=== Supplied records ===

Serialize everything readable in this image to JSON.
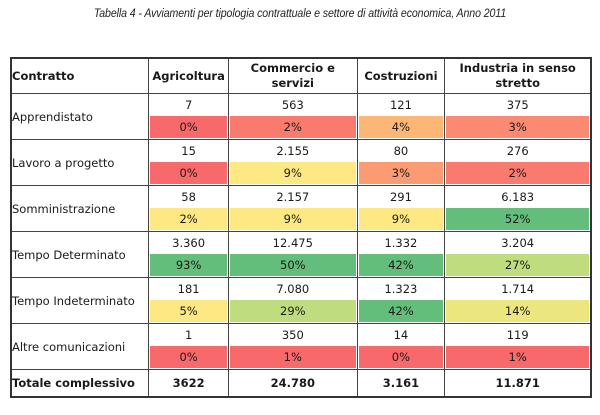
{
  "caption": "Tabella 4 - Avviamenti per tipologia contrattuale e settore di attività economica, Anno 2011",
  "colors": {
    "red": "#f8696b",
    "red_orange": "#fa8a72",
    "orange": "#fcb777",
    "yellow": "#fde883",
    "light_green": "#bfdc7f",
    "green": "#63be7b"
  },
  "table": {
    "headers": [
      "Contratto",
      "Agricoltura",
      "Commercio e servizi",
      "Costruzioni",
      "Industria in senso stretto"
    ],
    "rows": [
      {
        "label": "Apprendistato",
        "cells": [
          {
            "value": "7",
            "pct": "0%",
            "color": "#f8696b"
          },
          {
            "value": "563",
            "pct": "2%",
            "color": "#f97a6e"
          },
          {
            "value": "121",
            "pct": "4%",
            "color": "#fcb777"
          },
          {
            "value": "375",
            "pct": "3%",
            "color": "#fa8a72"
          }
        ]
      },
      {
        "label": "Lavoro a progetto",
        "cells": [
          {
            "value": "15",
            "pct": "0%",
            "color": "#f8696b"
          },
          {
            "value": "2.155",
            "pct": "9%",
            "color": "#fde883"
          },
          {
            "value": "80",
            "pct": "3%",
            "color": "#fb9b74"
          },
          {
            "value": "276",
            "pct": "2%",
            "color": "#f97a6e"
          }
        ]
      },
      {
        "label": "Somministrazione",
        "cells": [
          {
            "value": "58",
            "pct": "2%",
            "color": "#fde883"
          },
          {
            "value": "2.157",
            "pct": "9%",
            "color": "#fde883"
          },
          {
            "value": "291",
            "pct": "9%",
            "color": "#fde883"
          },
          {
            "value": "6.183",
            "pct": "52%",
            "color": "#63be7b"
          }
        ]
      },
      {
        "label": "Tempo Determinato",
        "cells": [
          {
            "value": "3.360",
            "pct": "93%",
            "color": "#63be7b"
          },
          {
            "value": "12.475",
            "pct": "50%",
            "color": "#63be7b"
          },
          {
            "value": "1.332",
            "pct": "42%",
            "color": "#63be7b"
          },
          {
            "value": "3.204",
            "pct": "27%",
            "color": "#bfdc7f"
          }
        ]
      },
      {
        "label": "Tempo Indeterminato",
        "cells": [
          {
            "value": "181",
            "pct": "5%",
            "color": "#fde883"
          },
          {
            "value": "7.080",
            "pct": "29%",
            "color": "#bfdc7f"
          },
          {
            "value": "1.323",
            "pct": "42%",
            "color": "#63be7b"
          },
          {
            "value": "1.714",
            "pct": "14%",
            "color": "#ece67f"
          }
        ]
      },
      {
        "label": "Altre comunicazioni",
        "cells": [
          {
            "value": "1",
            "pct": "0%",
            "color": "#f8696b"
          },
          {
            "value": "350",
            "pct": "1%",
            "color": "#f8696b"
          },
          {
            "value": "14",
            "pct": "0%",
            "color": "#f8696b"
          },
          {
            "value": "119",
            "pct": "1%",
            "color": "#f8696b"
          }
        ]
      }
    ],
    "total": {
      "label": "Totale complessivo",
      "values": [
        "3622",
        "24.780",
        "3.161",
        "11.871"
      ]
    }
  }
}
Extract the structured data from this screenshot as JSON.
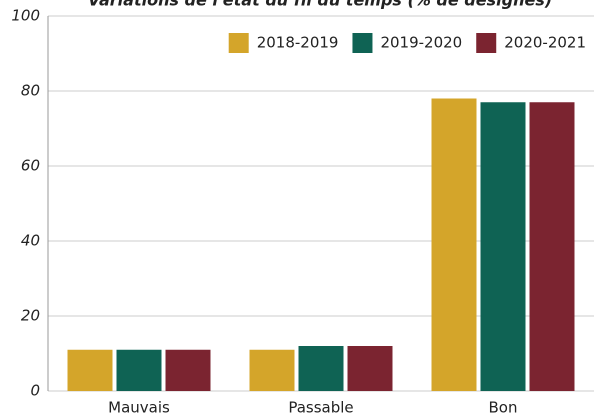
{
  "chart_data": {
    "type": "bar",
    "title": "Variations de l'état du fil du temps (% de désignés)",
    "categories": [
      "Mauvais",
      "Passable",
      "Bon"
    ],
    "series": [
      {
        "name": "2018-2019",
        "color": "#d4a52a",
        "values": [
          11,
          11,
          78
        ]
      },
      {
        "name": "2019-2020",
        "color": "#0f6354",
        "values": [
          11,
          12,
          77
        ]
      },
      {
        "name": "2020-2021",
        "color": "#7b2430",
        "values": [
          11,
          12,
          77
        ]
      }
    ],
    "ylim": [
      0,
      100
    ],
    "yticks": [
      0,
      20,
      40,
      60,
      80,
      100
    ],
    "grid": true,
    "legend": "top-right"
  }
}
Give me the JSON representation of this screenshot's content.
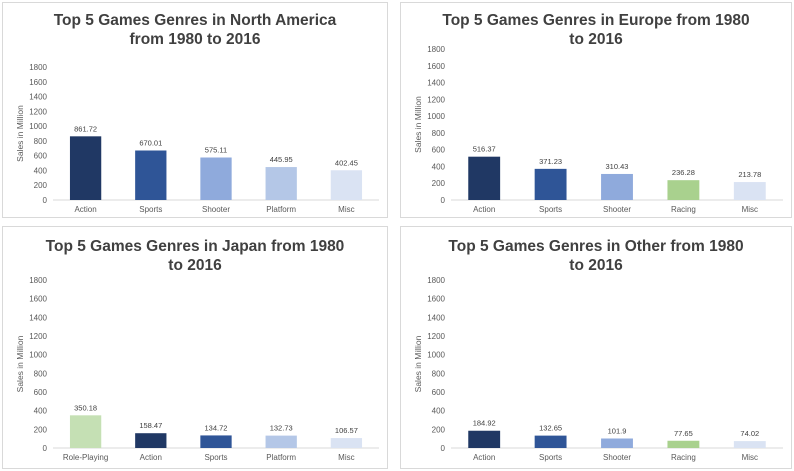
{
  "colors": {
    "dark_navy": "#203864",
    "medium_blue": "#2f5597",
    "light_blue": "#8faadc",
    "pale_blue": "#b4c7e7",
    "very_pale_blue": "#dae3f3",
    "green": "#a9d18e",
    "light_green": "#c5e0b4"
  },
  "chart_data": [
    {
      "type": "bar",
      "title": "Top 5 Games Genres in North America from 1980 to 2016",
      "ylabel": "Sales in Million",
      "xlabel": "",
      "ylim": [
        0,
        1800
      ],
      "yticks": [
        0,
        200,
        400,
        600,
        800,
        1000,
        1200,
        1400,
        1600,
        1800
      ],
      "grid": false,
      "categories": [
        "Action",
        "Sports",
        "Shooter",
        "Platform",
        "Misc"
      ],
      "values": [
        861.72,
        670.01,
        575.11,
        445.95,
        402.45
      ],
      "value_labels": [
        "861.72",
        "670.01",
        "575.11",
        "445.95",
        "402.45"
      ],
      "bar_colors": [
        "#203864",
        "#2f5597",
        "#8faadc",
        "#b4c7e7",
        "#dae3f3"
      ]
    },
    {
      "type": "bar",
      "title": "Top 5 Games Genres in Europe from 1980 to 2016",
      "ylabel": "Sales in Million",
      "xlabel": "",
      "ylim": [
        0,
        1800
      ],
      "yticks": [
        0,
        200,
        400,
        600,
        800,
        1000,
        1200,
        1400,
        1600,
        1800
      ],
      "grid": false,
      "categories": [
        "Action",
        "Sports",
        "Shooter",
        "Racing",
        "Misc"
      ],
      "values": [
        516.37,
        371.23,
        310.43,
        236.28,
        213.78
      ],
      "value_labels": [
        "516.37",
        "371.23",
        "310.43",
        "236.28",
        "213.78"
      ],
      "bar_colors": [
        "#203864",
        "#2f5597",
        "#8faadc",
        "#a9d18e",
        "#dae3f3"
      ]
    },
    {
      "type": "bar",
      "title": "Top 5 Games Genres in Japan from 1980 to 2016",
      "ylabel": "Sales in Million",
      "xlabel": "",
      "ylim": [
        0,
        1800
      ],
      "yticks": [
        0,
        200,
        400,
        600,
        800,
        1000,
        1200,
        1400,
        1600,
        1800
      ],
      "grid": false,
      "categories": [
        "Role-Playing",
        "Action",
        "Sports",
        "Platform",
        "Misc"
      ],
      "values": [
        350.18,
        158.47,
        134.72,
        132.73,
        106.57
      ],
      "value_labels": [
        "350.18",
        "158.47",
        "134.72",
        "132.73",
        "106.57"
      ],
      "bar_colors": [
        "#c5e0b4",
        "#203864",
        "#2f5597",
        "#b4c7e7",
        "#dae3f3"
      ]
    },
    {
      "type": "bar",
      "title": "Top 5 Games Genres in Other from 1980 to 2016",
      "ylabel": "Sales in Million",
      "xlabel": "",
      "ylim": [
        0,
        1800
      ],
      "yticks": [
        0,
        200,
        400,
        600,
        800,
        1000,
        1200,
        1400,
        1600,
        1800
      ],
      "grid": false,
      "categories": [
        "Action",
        "Sports",
        "Shooter",
        "Racing",
        "Misc"
      ],
      "values": [
        184.92,
        132.65,
        101.9,
        77.65,
        74.02
      ],
      "value_labels": [
        "184.92",
        "132.65",
        "101.9",
        "77.65",
        "74.02"
      ],
      "bar_colors": [
        "#203864",
        "#2f5597",
        "#8faadc",
        "#a9d18e",
        "#dae3f3"
      ]
    }
  ]
}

===

Request: Pictures are to be left out; repeat all the remaining data exactly.

Response to this task:
Serialize everything readable in this image to JSON.
{
  "caption": "Tabella 4 - Avviamenti per tipologia contrattuale e settore di attività economica, Anno 2011",
  "colors": {
    "red": "#f8696b",
    "red_orange": "#fa8a72",
    "orange": "#fcb777",
    "yellow": "#fde883",
    "light_green": "#bfdc7f",
    "green": "#63be7b"
  },
  "table": {
    "headers": [
      "Contratto",
      "Agricoltura",
      "Commercio e servizi",
      "Costruzioni",
      "Industria in senso stretto"
    ],
    "rows": [
      {
        "label": "Apprendistato",
        "cells": [
          {
            "value": "7",
            "pct": "0%",
            "color": "#f8696b"
          },
          {
            "value": "563",
            "pct": "2%",
            "color": "#f97a6e"
          },
          {
            "value": "121",
            "pct": "4%",
            "color": "#fcb777"
          },
          {
            "value": "375",
            "pct": "3%",
            "color": "#fa8a72"
          }
        ]
      },
      {
        "label": "Lavoro a progetto",
        "cells": [
          {
            "value": "15",
            "pct": "0%",
            "color": "#f8696b"
          },
          {
            "value": "2.155",
            "pct": "9%",
            "color": "#fde883"
          },
          {
            "value": "80",
            "pct": "3%",
            "color": "#fb9b74"
          },
          {
            "value": "276",
            "pct": "2%",
            "color": "#f97a6e"
          }
        ]
      },
      {
        "label": "Somministrazione",
        "cells": [
          {
            "value": "58",
            "pct": "2%",
            "color": "#fde883"
          },
          {
            "value": "2.157",
            "pct": "9%",
            "color": "#fde883"
          },
          {
            "value": "291",
            "pct": "9%",
            "color": "#fde883"
          },
          {
            "value": "6.183",
            "pct": "52%",
            "color": "#63be7b"
          }
        ]
      },
      {
        "label": "Tempo Determinato",
        "cells": [
          {
            "value": "3.360",
            "pct": "93%",
            "color": "#63be7b"
          },
          {
            "value": "12.475",
            "pct": "50%",
            "color": "#63be7b"
          },
          {
            "value": "1.332",
            "pct": "42%",
            "color": "#63be7b"
          },
          {
            "value": "3.204",
            "pct": "27%",
            "color": "#bfdc7f"
          }
        ]
      },
      {
        "label": "Tempo Indeterminato",
        "cells": [
          {
            "value": "181",
            "pct": "5%",
            "color": "#fde883"
          },
          {
            "value": "7.080",
            "pct": "29%",
            "color": "#bfdc7f"
          },
          {
            "value": "1.323",
            "pct": "42%",
            "color": "#63be7b"
          },
          {
            "value": "1.714",
            "pct": "14%",
            "color": "#ece67f"
          }
        ]
      },
      {
        "label": "Altre comunicazioni",
        "cells": [
          {
            "value": "1",
            "pct": "0%",
            "color": "#f8696b"
          },
          {
            "value": "350",
            "pct": "1%",
            "color": "#f8696b"
          },
          {
            "value": "14",
            "pct": "0%",
            "color": "#f8696b"
          },
          {
            "value": "119",
            "pct": "1%",
            "color": "#f8696b"
          }
        ]
      }
    ],
    "total": {
      "label": "Totale complessivo",
      "values": [
        "3622",
        "24.780",
        "3.161",
        "11.871"
      ]
    }
  }
}
Extract the structured data from this screenshot as JSON.
{
  "chart_data": {
    "type": "bar",
    "title": "Variations de l'état du fil du temps (% de désignés)",
    "categories": [
      "Mauvais",
      "Passable",
      "Bon"
    ],
    "series": [
      {
        "name": "2018-2019",
        "color": "#d4a52a",
        "values": [
          11,
          11,
          78
        ]
      },
      {
        "name": "2019-2020",
        "color": "#0f6354",
        "values": [
          11,
          12,
          77
        ]
      },
      {
        "name": "2020-2021",
        "color": "#7b2430",
        "values": [
          11,
          12,
          77
        ]
      }
    ],
    "ylim": [
      0,
      100
    ],
    "yticks": [
      0,
      20,
      40,
      60,
      80,
      100
    ],
    "grid": true,
    "legend": "top-right"
  }
}
Give me the JSON representation of this screenshot's content.
{
  "colors": {
    "dark_navy": "#203864",
    "medium_blue": "#2f5597",
    "light_blue": "#8faadc",
    "pale_blue": "#b4c7e7",
    "very_pale_blue": "#dae3f3",
    "green": "#a9d18e",
    "light_green": "#c5e0b4"
  },
  "chart_data": [
    {
      "type": "bar",
      "title": "Top 5 Games Genres in North America from 1980 to 2016",
      "ylabel": "Sales in Million",
      "xlabel": "",
      "ylim": [
        0,
        1800
      ],
      "yticks": [
        0,
        200,
        400,
        600,
        800,
        1000,
        1200,
        1400,
        1600,
        1800
      ],
      "grid": false,
      "categories": [
        "Action",
        "Sports",
        "Shooter",
        "Platform",
        "Misc"
      ],
      "values": [
        861.72,
        670.01,
        575.11,
        445.95,
        402.45
      ],
      "value_labels": [
        "861.72",
        "670.01",
        "575.11",
        "445.95",
        "402.45"
      ],
      "bar_colors": [
        "#203864",
        "#2f5597",
        "#8faadc",
        "#b4c7e7",
        "#dae3f3"
      ]
    },
    {
      "type": "bar",
      "title": "Top 5 Games Genres in Europe from 1980 to 2016",
      "ylabel": "Sales in Million",
      "xlabel": "",
      "ylim": [
        0,
        1800
      ],
      "yticks": [
        0,
        200,
        400,
        600,
        800,
        1000,
        1200,
        1400,
        1600,
        1800
      ],
      "grid": false,
      "categories": [
        "Action",
        "Sports",
        "Shooter",
        "Racing",
        "Misc"
      ],
      "values": [
        516.37,
        371.23,
        310.43,
        236.28,
        213.78
      ],
      "value_labels": [
        "516.37",
        "371.23",
        "310.43",
        "236.28",
        "213.78"
      ],
      "bar_colors": [
        "#203864",
        "#2f5597",
        "#8faadc",
        "#a9d18e",
        "#dae3f3"
      ]
    },
    {
      "type": "bar",
      "title": "Top 5 Games Genres in Japan from 1980 to 2016",
      "ylabel": "Sales in Million",
      "xlabel": "",
      "ylim": [
        0,
        1800
      ],
      "yticks": [
        0,
        200,
        400,
        600,
        800,
        1000,
        1200,
        1400,
        1600,
        1800
      ],
      "grid": false,
      "categories": [
        "Role-Playing",
        "Action",
        "Sports",
        "Platform",
        "Misc"
      ],
      "values": [
        350.18,
        158.47,
        134.72,
        132.73,
        106.57
      ],
      "value_labels": [
        "350.18",
        "158.47",
        "134.72",
        "132.73",
        "106.57"
      ],
      "bar_colors": [
        "#c5e0b4",
        "#203864",
        "#2f5597",
        "#b4c7e7",
        "#dae3f3"
      ]
    },
    {
      "type": "bar",
      "title": "Top 5 Games Genres in Other from 1980 to 2016",
      "ylabel": "Sales in Million",
      "xlabel": "",
      "ylim": [
        0,
        1800
      ],
      "yticks": [
        0,
        200,
        400,
        600,
        800,
        1000,
        1200,
        1400,
        1600,
        1800
      ],
      "grid": false,
      "categories": [
        "Action",
        "Sports",
        "Shooter",
        "Racing",
        "Misc"
      ],
      "values": [
        184.92,
        132.65,
        101.9,
        77.65,
        74.02
      ],
      "value_labels": [
        "184.92",
        "132.65",
        "101.9",
        "77.65",
        "74.02"
      ],
      "bar_colors": [
        "#203864",
        "#2f5597",
        "#8faadc",
        "#a9d18e",
        "#dae3f3"
      ]
    }
  ]
}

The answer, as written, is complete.